## TO DO:
Each line containing the word "numbers" must be reported.

(Dataset items)
--- --- ---
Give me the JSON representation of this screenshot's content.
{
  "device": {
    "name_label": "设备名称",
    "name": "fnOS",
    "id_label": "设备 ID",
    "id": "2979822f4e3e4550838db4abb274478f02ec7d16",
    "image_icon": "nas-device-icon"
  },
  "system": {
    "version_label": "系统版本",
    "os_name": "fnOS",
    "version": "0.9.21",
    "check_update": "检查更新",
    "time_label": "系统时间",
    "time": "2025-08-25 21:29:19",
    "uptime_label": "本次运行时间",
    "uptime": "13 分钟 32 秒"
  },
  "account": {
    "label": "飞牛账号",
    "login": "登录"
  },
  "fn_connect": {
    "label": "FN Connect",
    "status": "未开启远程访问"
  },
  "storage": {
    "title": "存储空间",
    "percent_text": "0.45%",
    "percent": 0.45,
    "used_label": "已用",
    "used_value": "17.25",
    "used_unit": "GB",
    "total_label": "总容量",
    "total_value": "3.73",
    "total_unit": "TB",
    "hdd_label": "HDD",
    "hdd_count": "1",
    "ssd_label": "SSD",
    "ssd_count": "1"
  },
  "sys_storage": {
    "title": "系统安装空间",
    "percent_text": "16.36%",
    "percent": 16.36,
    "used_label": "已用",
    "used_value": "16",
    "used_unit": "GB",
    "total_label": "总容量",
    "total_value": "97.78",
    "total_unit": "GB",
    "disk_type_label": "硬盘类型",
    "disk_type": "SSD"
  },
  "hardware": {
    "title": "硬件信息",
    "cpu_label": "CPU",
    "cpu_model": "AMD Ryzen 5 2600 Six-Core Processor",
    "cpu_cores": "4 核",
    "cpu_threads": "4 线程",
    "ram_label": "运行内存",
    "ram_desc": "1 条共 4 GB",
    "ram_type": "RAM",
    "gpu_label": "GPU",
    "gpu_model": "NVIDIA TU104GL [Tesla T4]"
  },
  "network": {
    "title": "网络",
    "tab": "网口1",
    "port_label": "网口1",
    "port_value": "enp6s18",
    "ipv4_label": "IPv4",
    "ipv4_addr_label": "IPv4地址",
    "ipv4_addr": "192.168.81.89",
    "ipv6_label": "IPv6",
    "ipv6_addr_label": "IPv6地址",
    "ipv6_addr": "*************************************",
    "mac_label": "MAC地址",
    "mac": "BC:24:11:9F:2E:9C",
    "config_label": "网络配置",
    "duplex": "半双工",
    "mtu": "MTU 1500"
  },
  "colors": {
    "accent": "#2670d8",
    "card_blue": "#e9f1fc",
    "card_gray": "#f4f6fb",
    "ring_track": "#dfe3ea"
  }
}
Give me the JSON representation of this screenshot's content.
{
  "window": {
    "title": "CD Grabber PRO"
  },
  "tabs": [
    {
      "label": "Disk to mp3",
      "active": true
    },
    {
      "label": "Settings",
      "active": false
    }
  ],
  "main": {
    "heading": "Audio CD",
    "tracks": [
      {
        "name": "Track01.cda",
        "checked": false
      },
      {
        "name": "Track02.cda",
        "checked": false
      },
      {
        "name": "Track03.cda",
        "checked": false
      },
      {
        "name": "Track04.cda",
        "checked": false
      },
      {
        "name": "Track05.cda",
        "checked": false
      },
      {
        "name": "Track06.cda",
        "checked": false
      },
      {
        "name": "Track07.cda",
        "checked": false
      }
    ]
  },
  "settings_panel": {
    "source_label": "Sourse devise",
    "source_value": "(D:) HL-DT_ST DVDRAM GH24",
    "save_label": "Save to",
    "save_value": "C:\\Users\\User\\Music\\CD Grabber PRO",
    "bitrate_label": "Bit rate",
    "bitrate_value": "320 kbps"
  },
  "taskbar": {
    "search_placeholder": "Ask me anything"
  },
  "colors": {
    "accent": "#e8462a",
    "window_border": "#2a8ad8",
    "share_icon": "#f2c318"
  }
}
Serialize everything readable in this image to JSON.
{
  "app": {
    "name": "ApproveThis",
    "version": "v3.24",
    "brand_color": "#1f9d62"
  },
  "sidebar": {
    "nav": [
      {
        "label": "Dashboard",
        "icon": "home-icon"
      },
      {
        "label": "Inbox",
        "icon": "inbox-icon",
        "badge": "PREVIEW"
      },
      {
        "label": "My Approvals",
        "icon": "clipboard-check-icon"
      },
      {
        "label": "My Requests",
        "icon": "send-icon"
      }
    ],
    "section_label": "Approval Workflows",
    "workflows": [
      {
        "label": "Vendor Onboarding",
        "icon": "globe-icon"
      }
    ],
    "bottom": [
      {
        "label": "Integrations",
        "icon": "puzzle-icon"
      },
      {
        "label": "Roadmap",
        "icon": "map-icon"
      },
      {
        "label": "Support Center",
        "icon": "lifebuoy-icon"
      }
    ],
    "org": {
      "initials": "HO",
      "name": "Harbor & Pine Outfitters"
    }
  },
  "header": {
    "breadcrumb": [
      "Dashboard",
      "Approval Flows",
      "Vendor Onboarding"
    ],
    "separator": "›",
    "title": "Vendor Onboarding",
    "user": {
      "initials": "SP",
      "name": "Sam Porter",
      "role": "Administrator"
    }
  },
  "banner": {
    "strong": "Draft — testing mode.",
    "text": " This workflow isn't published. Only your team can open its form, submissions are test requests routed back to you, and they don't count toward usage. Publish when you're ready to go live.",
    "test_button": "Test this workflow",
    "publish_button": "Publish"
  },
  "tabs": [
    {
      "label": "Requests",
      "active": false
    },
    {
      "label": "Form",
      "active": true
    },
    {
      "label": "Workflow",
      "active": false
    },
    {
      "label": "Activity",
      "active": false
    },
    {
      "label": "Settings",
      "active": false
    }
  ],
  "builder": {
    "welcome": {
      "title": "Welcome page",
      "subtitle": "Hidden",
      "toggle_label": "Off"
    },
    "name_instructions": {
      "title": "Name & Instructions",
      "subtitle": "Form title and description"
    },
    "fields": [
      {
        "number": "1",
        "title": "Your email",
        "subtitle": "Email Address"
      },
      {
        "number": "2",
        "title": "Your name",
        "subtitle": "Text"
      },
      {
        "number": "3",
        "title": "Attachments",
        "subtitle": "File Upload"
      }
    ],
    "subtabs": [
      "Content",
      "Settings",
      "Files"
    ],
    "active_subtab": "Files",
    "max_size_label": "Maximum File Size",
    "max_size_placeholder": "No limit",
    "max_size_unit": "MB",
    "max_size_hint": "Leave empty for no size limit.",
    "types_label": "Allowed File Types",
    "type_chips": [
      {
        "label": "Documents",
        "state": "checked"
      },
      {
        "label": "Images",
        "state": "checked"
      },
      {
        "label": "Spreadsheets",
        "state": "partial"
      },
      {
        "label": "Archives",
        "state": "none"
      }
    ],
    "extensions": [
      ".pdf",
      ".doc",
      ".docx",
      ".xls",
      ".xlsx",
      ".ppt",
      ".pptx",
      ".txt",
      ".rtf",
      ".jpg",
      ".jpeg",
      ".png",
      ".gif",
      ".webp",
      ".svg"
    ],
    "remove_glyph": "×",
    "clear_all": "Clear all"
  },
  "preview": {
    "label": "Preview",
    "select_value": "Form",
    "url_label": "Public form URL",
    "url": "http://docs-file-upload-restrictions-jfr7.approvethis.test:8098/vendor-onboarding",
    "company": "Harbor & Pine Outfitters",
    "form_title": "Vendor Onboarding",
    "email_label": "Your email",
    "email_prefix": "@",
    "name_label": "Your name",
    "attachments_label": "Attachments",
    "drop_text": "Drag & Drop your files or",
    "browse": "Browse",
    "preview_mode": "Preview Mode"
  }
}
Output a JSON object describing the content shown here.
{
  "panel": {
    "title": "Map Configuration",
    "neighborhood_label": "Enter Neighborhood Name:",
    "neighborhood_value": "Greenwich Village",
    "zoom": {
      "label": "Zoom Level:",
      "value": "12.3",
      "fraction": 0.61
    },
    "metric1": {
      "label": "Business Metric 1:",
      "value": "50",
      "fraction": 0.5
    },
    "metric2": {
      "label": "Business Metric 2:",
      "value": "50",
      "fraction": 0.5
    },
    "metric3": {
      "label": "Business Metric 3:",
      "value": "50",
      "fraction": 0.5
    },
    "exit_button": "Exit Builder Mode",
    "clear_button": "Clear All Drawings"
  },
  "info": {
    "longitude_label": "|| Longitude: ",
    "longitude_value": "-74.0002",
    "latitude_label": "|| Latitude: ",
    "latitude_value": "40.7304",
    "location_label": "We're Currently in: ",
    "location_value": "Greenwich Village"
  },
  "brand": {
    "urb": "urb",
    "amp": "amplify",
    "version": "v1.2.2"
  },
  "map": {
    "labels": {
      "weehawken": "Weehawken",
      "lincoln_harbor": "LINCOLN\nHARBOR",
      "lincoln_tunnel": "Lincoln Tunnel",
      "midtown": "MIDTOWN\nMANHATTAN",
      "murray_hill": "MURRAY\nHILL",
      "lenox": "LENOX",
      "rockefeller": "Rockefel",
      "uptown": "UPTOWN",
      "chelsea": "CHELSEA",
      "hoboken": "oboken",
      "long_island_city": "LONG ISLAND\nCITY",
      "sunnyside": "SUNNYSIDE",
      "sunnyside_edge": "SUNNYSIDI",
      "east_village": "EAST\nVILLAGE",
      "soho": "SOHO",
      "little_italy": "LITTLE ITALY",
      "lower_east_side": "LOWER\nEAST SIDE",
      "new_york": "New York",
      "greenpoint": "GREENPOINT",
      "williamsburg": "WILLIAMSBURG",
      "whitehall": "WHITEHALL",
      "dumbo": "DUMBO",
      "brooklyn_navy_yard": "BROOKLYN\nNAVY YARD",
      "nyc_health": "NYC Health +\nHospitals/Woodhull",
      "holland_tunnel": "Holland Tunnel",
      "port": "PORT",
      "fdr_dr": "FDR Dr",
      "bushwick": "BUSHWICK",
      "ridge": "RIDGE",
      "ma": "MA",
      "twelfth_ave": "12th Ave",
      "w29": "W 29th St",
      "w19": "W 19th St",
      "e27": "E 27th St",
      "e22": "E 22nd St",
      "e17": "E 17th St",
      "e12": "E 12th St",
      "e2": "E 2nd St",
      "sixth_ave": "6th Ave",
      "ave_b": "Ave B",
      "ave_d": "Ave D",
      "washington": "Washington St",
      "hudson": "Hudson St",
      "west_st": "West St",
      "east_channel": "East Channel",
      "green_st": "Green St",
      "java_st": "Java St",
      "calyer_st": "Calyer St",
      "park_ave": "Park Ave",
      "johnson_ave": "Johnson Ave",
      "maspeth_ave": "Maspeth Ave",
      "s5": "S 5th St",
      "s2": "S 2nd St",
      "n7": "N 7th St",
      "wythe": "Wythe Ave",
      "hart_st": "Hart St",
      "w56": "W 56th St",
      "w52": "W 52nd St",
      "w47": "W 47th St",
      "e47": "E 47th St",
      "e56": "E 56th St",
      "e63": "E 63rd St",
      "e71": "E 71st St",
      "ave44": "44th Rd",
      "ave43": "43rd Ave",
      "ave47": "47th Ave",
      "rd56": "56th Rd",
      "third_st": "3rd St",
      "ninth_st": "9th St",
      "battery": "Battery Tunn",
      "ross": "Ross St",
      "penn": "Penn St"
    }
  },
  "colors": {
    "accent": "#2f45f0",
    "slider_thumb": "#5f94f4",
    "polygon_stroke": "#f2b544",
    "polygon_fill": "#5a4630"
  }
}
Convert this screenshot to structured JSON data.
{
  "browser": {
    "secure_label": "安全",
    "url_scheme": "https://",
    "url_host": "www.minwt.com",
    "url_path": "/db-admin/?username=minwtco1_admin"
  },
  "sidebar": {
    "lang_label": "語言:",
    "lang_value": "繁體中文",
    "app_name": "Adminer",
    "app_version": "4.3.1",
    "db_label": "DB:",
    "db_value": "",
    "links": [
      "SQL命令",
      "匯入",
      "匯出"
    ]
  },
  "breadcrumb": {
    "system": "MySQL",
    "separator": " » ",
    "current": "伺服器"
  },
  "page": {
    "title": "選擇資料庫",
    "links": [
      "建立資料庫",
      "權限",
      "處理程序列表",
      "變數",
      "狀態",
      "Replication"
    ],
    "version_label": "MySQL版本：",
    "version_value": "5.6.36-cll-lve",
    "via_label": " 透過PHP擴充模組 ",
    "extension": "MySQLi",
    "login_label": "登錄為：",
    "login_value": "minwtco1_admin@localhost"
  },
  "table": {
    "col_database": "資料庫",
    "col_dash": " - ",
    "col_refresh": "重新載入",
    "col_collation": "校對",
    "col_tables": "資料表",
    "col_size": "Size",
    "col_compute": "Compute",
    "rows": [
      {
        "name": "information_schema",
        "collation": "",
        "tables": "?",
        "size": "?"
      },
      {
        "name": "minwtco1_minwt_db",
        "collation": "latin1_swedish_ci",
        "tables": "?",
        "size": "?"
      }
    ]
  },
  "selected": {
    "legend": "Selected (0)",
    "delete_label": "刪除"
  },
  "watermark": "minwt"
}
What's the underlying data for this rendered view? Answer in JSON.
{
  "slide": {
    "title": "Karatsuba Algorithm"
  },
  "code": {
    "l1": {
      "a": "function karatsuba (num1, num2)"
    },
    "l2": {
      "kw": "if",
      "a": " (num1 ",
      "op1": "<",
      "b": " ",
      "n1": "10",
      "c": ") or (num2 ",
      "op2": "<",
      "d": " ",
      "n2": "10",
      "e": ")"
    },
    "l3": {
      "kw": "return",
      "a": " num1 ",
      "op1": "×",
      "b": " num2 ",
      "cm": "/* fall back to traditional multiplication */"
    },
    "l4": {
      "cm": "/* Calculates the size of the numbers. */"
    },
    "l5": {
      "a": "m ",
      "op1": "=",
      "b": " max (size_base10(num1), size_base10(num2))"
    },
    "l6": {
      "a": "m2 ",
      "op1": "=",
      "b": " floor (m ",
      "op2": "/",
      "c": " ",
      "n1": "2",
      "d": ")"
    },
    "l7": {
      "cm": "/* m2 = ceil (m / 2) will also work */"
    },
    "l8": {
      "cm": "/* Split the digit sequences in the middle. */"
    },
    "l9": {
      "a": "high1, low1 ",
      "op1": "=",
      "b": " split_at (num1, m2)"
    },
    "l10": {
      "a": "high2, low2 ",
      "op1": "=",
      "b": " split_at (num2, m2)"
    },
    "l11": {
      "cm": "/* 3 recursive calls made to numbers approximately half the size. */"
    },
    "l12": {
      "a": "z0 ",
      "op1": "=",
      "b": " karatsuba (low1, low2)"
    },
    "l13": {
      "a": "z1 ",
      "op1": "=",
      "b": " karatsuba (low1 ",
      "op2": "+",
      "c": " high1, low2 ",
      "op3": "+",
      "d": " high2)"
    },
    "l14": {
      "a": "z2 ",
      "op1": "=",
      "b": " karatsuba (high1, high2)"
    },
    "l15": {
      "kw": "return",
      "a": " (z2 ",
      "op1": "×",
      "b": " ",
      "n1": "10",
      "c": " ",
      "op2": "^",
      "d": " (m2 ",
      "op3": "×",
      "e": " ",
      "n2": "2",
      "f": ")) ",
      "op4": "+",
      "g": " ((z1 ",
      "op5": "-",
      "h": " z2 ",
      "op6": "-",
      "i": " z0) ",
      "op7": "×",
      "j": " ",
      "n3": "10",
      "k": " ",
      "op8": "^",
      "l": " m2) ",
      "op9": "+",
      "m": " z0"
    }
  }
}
--- --- ---
## ANSWER TO THIS PROBLEM:
      "cm": "/* Calculates the size of the numbers. */"
      "cm": "/* 3 recursive calls made to numbers approximately half the size. */"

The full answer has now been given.